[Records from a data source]
::::
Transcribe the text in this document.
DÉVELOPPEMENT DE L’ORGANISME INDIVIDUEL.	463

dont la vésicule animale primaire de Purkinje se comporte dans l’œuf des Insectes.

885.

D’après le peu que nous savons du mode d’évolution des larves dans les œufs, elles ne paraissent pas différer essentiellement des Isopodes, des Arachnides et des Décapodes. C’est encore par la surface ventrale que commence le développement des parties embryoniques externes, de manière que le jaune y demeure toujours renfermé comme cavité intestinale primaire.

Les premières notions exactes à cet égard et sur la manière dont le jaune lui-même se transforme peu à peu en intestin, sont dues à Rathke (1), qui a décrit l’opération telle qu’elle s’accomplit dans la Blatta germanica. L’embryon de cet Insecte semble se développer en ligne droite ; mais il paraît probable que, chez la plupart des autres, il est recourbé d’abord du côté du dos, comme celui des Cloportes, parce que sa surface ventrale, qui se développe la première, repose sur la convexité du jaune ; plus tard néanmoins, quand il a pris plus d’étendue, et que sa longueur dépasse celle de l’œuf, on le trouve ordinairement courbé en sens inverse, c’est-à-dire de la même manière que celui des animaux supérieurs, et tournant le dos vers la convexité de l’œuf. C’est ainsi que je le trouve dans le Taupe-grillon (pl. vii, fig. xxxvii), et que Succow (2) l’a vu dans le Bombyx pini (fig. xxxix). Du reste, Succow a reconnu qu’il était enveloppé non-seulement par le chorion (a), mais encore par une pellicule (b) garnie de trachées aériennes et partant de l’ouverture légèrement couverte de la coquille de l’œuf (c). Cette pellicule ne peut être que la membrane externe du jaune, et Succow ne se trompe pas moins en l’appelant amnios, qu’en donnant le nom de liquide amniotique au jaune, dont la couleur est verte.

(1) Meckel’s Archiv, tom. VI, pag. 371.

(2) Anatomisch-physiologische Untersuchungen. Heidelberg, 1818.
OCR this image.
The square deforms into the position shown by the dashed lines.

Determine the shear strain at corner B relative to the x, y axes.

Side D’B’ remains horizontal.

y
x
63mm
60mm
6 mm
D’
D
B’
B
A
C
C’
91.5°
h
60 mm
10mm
::::
■ **Aim of the task**
Find all lines where the word "primaire" appears. Copy them.

■ **Complete output**
dont la vésicule animale primaire de Purkinje se comporte dans l’œuf des Insectes.
D’après le peu que nous savons du mode d’évolution des larves dans les œufs, elles ne paraissent pas différer essentiellement des Isopodes, des Arachnides et des Décapodes. C’est encore par la surface ventrale que commence le développement des parties embryoniques externes, de manière que le jaune y demeure toujours renfermé comme cavité intestinale primaire.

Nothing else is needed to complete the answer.